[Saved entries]

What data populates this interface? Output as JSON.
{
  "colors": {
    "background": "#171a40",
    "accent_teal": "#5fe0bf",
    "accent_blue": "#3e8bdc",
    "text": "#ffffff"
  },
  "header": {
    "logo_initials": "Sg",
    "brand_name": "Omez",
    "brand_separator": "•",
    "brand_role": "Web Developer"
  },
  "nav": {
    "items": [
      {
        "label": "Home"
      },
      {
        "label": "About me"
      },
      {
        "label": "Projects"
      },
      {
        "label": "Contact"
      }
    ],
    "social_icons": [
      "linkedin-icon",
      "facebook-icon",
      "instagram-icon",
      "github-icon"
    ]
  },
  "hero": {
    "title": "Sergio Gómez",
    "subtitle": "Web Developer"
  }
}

__WHAT YOU SHOULD DO__: Retype every record above exactly as it appears.

__ANSWER__:
What data populates this interface? Output as JSON.
{
  "colors": {
    "background": "#171a40",
    "accent_teal": "#5fe0bf",
    "accent_blue": "#3e8bdc",
    "text": "#ffffff"
  },
  "header": {
    "logo_initials": "Sg",
    "brand_name": "Omez",
    "brand_separator": "•",
    "brand_role": "Web Developer"
  },
  "nav": {
    "items": [
      {
        "label": "Home"
      },
      {
        "label": "About me"
      },
      {
        "label": "Projects"
      },
      {
        "label": "Contact"
      }
    ],
    "social_icons": [
      "linkedin-icon",
      "facebook-icon",
      "instagram-icon",
      "github-icon"
    ]
  },
  "hero": {
    "title": "Sergio Gómez",
    "subtitle": "Web Developer"
  }
}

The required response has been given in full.